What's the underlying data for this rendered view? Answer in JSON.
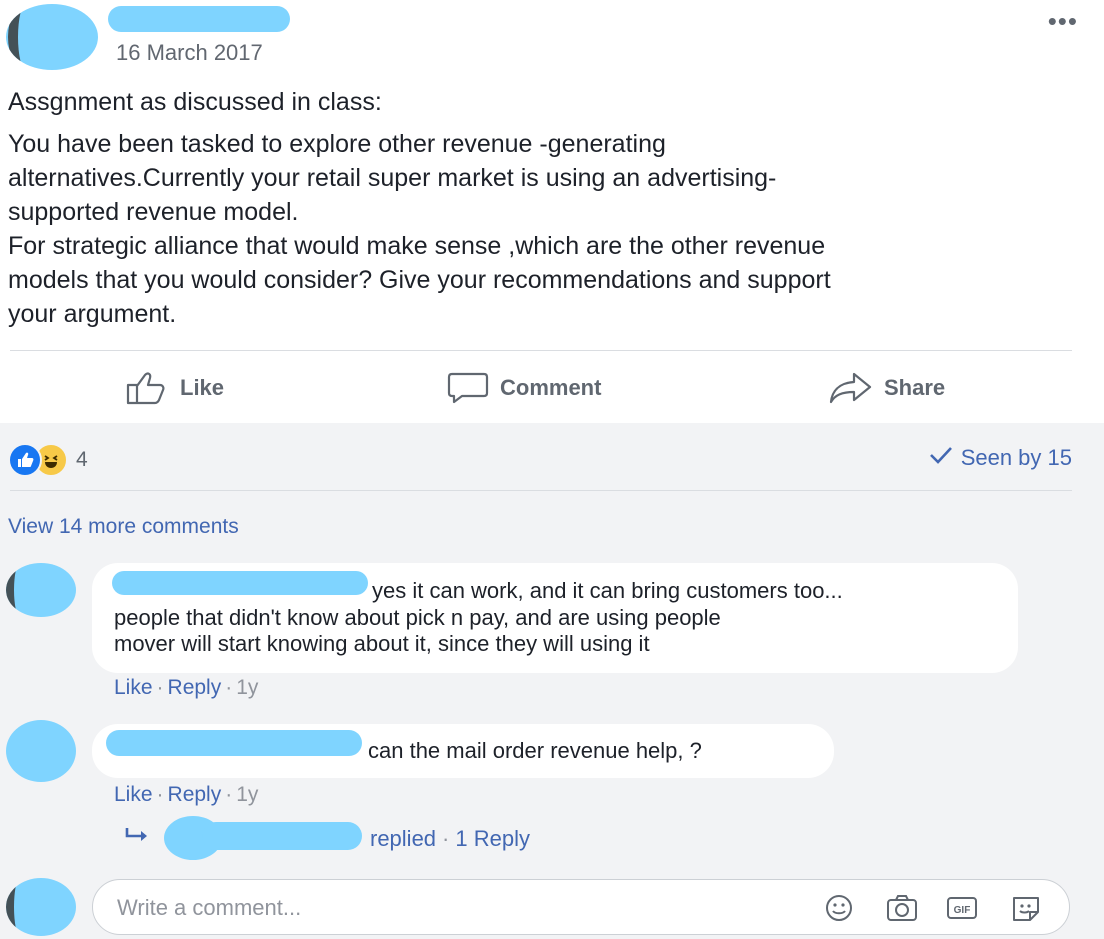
{
  "post": {
    "more_label": "•••",
    "date": "16 March 2017",
    "heading": "Assgnment as discussed in class:",
    "body_lines": [
      "You have been tasked to explore other revenue -generating",
      "alternatives.Currently your retail super market is using an advertising-",
      "supported revenue model.",
      "For strategic alliance that would make sense ,which are the other revenue",
      "models that you would consider? Give your recommendations and support",
      "your argument."
    ]
  },
  "actions": {
    "like": "Like",
    "comment": "Comment",
    "share": "Share"
  },
  "stats": {
    "reaction_count": "4",
    "seen_by": "Seen by 15"
  },
  "comments_section": {
    "view_more": "View 14 more comments",
    "comments": [
      {
        "lines": [
          "yes it can work, and it can bring customers too...",
          "people that didn't know about pick n pay, and are using people",
          "mover will start knowing about it, since they will using it"
        ],
        "like": "Like",
        "reply": "Reply",
        "time": "1y"
      },
      {
        "lines": [
          "can the mail order revenue help, ?"
        ],
        "like": "Like",
        "reply": "Reply",
        "time": "1y"
      }
    ],
    "replies": {
      "replied_text": "replied",
      "reply_count": "1 Reply"
    }
  },
  "composer": {
    "placeholder": "Write a comment..."
  },
  "colors": {
    "link": "#4267b2",
    "secondary_text": "#606770",
    "redaction": "#7fd4ff",
    "feed_bg": "#f2f3f5"
  }
}
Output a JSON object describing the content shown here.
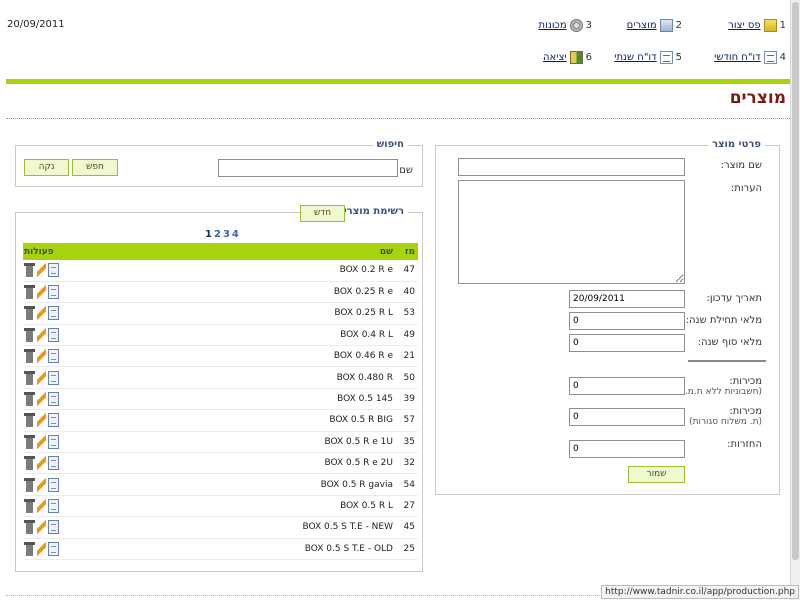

What you should do: Restate the records above in full, word for word. Keep pictures out.

Answer to the problem:
What's the underlying data for this rendered view? Answer in JSON.
{
  "post": {
    "more_label": "•••",
    "date": "16 March 2017",
    "heading": "Assgnment as discussed in class:",
    "body_lines": [
      "You have been tasked to explore other revenue -generating",
      "alternatives.Currently your retail super market is using an advertising-",
      "supported revenue model.",
      "For strategic alliance that would make sense ,which are the other revenue",
      "models that you would consider? Give your recommendations and support",
      "your argument."
    ]
  },
  "actions": {
    "like": "Like",
    "comment": "Comment",
    "share": "Share"
  },
  "stats": {
    "reaction_count": "4",
    "seen_by": "Seen by 15"
  },
  "comments_section": {
    "view_more": "View 14 more comments",
    "comments": [
      {
        "lines": [
          "yes it can work, and it can bring customers too...",
          "people that didn't know about pick n pay, and are using people",
          "mover will start knowing about it, since they will using it"
        ],
        "like": "Like",
        "reply": "Reply",
        "time": "1y"
      },
      {
        "lines": [
          "can the mail order revenue help, ?"
        ],
        "like": "Like",
        "reply": "Reply",
        "time": "1y"
      }
    ],
    "replies": {
      "replied_text": "replied",
      "reply_count": "1 Reply"
    }
  },
  "composer": {
    "placeholder": "Write a comment..."
  },
  "colors": {
    "link": "#4267b2",
    "secondary_text": "#606770",
    "redaction": "#7fd4ff",
    "feed_bg": "#f2f3f5"
  }
}
Output a JSON object describing the content shown here.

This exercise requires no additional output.